The exercise: Write out all of the entries exactly, please.

Supplied material:
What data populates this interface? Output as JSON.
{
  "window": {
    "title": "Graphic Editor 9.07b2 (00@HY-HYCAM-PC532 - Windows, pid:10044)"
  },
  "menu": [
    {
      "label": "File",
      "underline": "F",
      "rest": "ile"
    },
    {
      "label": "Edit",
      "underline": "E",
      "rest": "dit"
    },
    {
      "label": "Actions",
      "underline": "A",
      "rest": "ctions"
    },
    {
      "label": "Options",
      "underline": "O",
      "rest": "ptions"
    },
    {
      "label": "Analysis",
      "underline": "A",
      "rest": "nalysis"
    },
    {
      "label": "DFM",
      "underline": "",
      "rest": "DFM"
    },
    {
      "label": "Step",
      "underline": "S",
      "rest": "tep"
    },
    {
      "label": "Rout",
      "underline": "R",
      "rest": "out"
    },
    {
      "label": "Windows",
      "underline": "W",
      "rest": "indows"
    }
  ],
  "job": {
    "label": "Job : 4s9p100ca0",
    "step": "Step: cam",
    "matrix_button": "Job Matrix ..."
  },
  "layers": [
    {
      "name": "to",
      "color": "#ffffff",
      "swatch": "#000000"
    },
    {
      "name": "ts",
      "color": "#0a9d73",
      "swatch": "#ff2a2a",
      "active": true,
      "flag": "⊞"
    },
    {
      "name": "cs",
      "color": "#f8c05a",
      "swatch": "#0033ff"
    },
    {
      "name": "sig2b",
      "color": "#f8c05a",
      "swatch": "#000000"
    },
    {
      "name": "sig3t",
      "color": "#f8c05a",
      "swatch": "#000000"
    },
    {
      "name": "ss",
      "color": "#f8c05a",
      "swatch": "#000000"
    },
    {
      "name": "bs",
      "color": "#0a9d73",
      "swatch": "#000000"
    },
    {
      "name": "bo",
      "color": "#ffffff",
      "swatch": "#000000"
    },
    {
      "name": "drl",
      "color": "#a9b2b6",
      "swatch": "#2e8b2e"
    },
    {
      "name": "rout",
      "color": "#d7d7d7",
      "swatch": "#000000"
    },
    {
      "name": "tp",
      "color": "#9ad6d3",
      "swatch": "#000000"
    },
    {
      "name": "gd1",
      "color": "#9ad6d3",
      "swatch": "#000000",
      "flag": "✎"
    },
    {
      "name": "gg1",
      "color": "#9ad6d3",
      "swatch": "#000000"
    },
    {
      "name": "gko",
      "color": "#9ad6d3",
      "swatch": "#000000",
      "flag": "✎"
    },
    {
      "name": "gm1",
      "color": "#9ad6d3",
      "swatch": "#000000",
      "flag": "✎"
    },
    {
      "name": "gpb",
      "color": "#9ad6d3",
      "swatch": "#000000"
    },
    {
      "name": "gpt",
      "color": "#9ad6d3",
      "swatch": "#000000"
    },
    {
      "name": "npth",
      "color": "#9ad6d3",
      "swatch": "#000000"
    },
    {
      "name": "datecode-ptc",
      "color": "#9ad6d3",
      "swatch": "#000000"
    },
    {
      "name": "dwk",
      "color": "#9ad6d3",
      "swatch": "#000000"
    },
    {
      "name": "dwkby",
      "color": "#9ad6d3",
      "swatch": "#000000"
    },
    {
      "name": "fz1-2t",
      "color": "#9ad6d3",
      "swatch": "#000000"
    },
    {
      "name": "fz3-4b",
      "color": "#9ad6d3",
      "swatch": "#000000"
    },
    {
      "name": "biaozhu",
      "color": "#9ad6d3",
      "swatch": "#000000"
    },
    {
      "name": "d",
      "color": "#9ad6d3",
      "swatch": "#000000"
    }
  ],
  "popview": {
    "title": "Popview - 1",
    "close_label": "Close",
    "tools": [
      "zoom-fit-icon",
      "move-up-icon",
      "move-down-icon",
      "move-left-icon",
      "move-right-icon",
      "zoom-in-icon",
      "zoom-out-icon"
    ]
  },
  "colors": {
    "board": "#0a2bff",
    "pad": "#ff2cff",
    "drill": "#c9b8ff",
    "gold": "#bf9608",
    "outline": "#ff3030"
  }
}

The output:
What data populates this interface? Output as JSON.
{
  "window": {
    "title": "Graphic Editor 9.07b2 (00@HY-HYCAM-PC532 - Windows, pid:10044)"
  },
  "menu": [
    {
      "label": "File",
      "underline": "F",
      "rest": "ile"
    },
    {
      "label": "Edit",
      "underline": "E",
      "rest": "dit"
    },
    {
      "label": "Actions",
      "underline": "A",
      "rest": "ctions"
    },
    {
      "label": "Options",
      "underline": "O",
      "rest": "ptions"
    },
    {
      "label": "Analysis",
      "underline": "A",
      "rest": "nalysis"
    },
    {
      "label": "DFM",
      "underline": "",
      "rest": "DFM"
    },
    {
      "label": "Step",
      "underline": "S",
      "rest": "tep"
    },
    {
      "label": "Rout",
      "underline": "R",
      "rest": "out"
    },
    {
      "label": "Windows",
      "underline": "W",
      "rest": "indows"
    }
  ],
  "job": {
    "label": "Job : 4s9p100ca0",
    "step": "Step: cam",
    "matrix_button": "Job Matrix ..."
  },
  "layers": [
    {
      "name": "to",
      "color": "#ffffff",
      "swatch": "#000000"
    },
    {
      "name": "ts",
      "color": "#0a9d73",
      "swatch": "#ff2a2a",
      "active": true,
      "flag": "⊞"
    },
    {
      "name": "cs",
      "color": "#f8c05a",
      "swatch": "#0033ff"
    },
    {
      "name": "sig2b",
      "color": "#f8c05a",
      "swatch": "#000000"
    },
    {
      "name": "sig3t",
      "color": "#f8c05a",
      "swatch": "#000000"
    },
    {
      "name": "ss",
      "color": "#f8c05a",
      "swatch": "#000000"
    },
    {
      "name": "bs",
      "color": "#0a9d73",
      "swatch": "#000000"
    },
    {
      "name": "bo",
      "color": "#ffffff",
      "swatch": "#000000"
    },
    {
      "name": "drl",
      "color": "#a9b2b6",
      "swatch": "#2e8b2e"
    },
    {
      "name": "rout",
      "color": "#d7d7d7",
      "swatch": "#000000"
    },
    {
      "name": "tp",
      "color": "#9ad6d3",
      "swatch": "#000000"
    },
    {
      "name": "gd1",
      "color": "#9ad6d3",
      "swatch": "#000000",
      "flag": "✎"
    },
    {
      "name": "gg1",
      "color": "#9ad6d3",
      "swatch": "#000000"
    },
    {
      "name": "gko",
      "color": "#9ad6d3",
      "swatch": "#000000",
      "flag": "✎"
    },
    {
      "name": "gm1",
      "color": "#9ad6d3",
      "swatch": "#000000",
      "flag": "✎"
    },
    {
      "name": "gpb",
      "color": "#9ad6d3",
      "swatch": "#000000"
    },
    {
      "name": "gpt",
      "color": "#9ad6d3",
      "swatch": "#000000"
    },
    {
      "name": "npth",
      "color": "#9ad6d3",
      "swatch": "#000000"
    },
    {
      "name": "datecode-ptc",
      "color": "#9ad6d3",
      "swatch": "#000000"
    },
    {
      "name": "dwk",
      "color": "#9ad6d3",
      "swatch": "#000000"
    },
    {
      "name": "dwkby",
      "color": "#9ad6d3",
      "swatch": "#000000"
    },
    {
      "name": "fz1-2t",
      "color": "#9ad6d3",
      "swatch": "#000000"
    },
    {
      "name": "fz3-4b",
      "color": "#9ad6d3",
      "swatch": "#000000"
    },
    {
      "name": "biaozhu",
      "color": "#9ad6d3",
      "swatch": "#000000"
    },
    {
      "name": "d",
      "color": "#9ad6d3",
      "swatch": "#000000"
    }
  ],
  "popview": {
    "title": "Popview - 1",
    "close_label": "Close",
    "tools": [
      "zoom-fit-icon",
      "move-up-icon",
      "move-down-icon",
      "move-left-icon",
      "move-right-icon",
      "zoom-in-icon",
      "zoom-out-icon"
    ]
  },
  "colors": {
    "board": "#0a2bff",
    "pad": "#ff2cff",
    "drill": "#c9b8ff",
    "gold": "#bf9608",
    "outline": "#ff3030"
  }
}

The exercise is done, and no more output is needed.